*Directions for this task:* Repeat the listing in full. Nothing may be added or left out.

*Input for this task:*
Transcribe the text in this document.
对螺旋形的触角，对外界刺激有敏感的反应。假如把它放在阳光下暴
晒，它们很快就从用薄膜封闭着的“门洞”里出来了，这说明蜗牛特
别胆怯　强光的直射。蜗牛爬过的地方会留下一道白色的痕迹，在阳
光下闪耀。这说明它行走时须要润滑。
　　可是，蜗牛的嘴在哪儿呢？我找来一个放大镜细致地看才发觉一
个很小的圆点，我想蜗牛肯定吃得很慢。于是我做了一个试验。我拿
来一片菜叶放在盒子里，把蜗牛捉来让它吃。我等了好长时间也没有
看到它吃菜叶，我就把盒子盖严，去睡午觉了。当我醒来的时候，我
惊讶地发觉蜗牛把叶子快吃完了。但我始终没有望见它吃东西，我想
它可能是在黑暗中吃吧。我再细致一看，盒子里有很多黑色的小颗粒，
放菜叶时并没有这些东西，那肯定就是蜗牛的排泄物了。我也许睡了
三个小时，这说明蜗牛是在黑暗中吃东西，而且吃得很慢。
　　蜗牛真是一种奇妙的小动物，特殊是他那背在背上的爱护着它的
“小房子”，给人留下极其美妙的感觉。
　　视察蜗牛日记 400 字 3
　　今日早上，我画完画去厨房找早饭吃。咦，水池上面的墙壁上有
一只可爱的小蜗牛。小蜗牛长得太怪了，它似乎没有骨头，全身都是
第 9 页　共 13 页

*The answer:*
Transcribe the text in this document.
对螺旋形的触角，对外界刺激有敏感的反应。假如把它放在阳光下暴
晒，它们很快就从用薄膜封闭着的“门洞”里出来了，这说明蜗牛特
别胆怯　强光的直射。蜗牛爬过的地方会留下一道白色的痕迹，在阳
光下闪耀。这说明它行走时须要润滑。
　　可是，蜗牛的嘴在哪儿呢？我找来一个放大镜细致地看才发觉一
个很小的圆点，我想蜗牛肯定吃得很慢。于是我做了一个试验。我拿
来一片菜叶放在盒子里，把蜗牛捉来让它吃。我等了好长时间也没有
看到它吃菜叶，我就把盒子盖严，去睡午觉了。当我醒来的时候，我
惊讶地发觉蜗牛把叶子快吃完了。但我始终没有望见它吃东西，我想
它可能是在黑暗中吃吧。我再细致一看，盒子里有很多黑色的小颗粒，
放菜叶时并没有这些东西，那肯定就是蜗牛的排泄物了。我也许睡了
三个小时，这说明蜗牛是在黑暗中吃东西，而且吃得很慢。
　　蜗牛真是一种奇妙的小动物，特殊是他那背在背上的爱护着它的
“小房子”，给人留下极其美妙的感觉。
　　视察蜗牛日记 400 字 3
　　今日早上，我画完画去厨房找早饭吃。咦，水池上面的墙壁上有
一只可爱的小蜗牛。小蜗牛长得太怪了，它似乎没有骨头，全身都是
第 9 页　共 13 页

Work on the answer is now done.